(Dataset excerpt)
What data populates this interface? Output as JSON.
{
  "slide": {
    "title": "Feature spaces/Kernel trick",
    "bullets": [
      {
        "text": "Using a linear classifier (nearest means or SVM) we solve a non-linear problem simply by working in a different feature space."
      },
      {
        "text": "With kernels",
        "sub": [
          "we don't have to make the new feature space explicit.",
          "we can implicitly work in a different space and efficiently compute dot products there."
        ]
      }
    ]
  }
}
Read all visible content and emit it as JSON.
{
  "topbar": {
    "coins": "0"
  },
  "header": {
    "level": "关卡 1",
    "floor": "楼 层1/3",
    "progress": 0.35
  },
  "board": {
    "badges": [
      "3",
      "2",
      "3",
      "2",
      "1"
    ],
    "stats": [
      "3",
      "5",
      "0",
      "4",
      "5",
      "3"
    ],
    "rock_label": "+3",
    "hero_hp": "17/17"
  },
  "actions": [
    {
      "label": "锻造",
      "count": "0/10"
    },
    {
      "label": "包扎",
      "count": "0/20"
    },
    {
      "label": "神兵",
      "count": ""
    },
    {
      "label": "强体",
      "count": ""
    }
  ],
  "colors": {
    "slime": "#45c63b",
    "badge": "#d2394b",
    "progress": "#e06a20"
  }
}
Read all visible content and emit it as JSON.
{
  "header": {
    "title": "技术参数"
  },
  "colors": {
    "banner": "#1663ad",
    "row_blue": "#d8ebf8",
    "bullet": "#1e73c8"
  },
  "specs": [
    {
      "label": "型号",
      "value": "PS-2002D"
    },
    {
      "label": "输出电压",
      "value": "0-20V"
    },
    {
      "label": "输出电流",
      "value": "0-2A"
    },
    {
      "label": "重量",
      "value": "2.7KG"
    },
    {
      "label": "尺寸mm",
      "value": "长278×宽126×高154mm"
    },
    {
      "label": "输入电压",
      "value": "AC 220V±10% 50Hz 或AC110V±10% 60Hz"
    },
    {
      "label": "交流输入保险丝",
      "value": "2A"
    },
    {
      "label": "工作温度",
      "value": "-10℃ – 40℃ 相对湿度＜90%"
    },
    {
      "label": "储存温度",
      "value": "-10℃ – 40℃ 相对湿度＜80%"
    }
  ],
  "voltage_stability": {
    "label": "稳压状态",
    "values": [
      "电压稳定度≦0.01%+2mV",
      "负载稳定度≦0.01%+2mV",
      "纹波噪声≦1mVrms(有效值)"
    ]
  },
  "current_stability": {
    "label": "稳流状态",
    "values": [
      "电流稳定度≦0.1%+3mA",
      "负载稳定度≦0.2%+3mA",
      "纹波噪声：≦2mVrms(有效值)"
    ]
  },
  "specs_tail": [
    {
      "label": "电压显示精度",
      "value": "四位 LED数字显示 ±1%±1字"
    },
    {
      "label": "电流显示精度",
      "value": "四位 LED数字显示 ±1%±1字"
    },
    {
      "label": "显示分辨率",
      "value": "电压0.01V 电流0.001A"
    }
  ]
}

WRITTEN REQUEST ▸ Gather each line in the data that holds the string "title".

ANSWER FOR THE TASK ▸
    "title": "Feature spaces/Kernel trick",
    "title": "技术参数"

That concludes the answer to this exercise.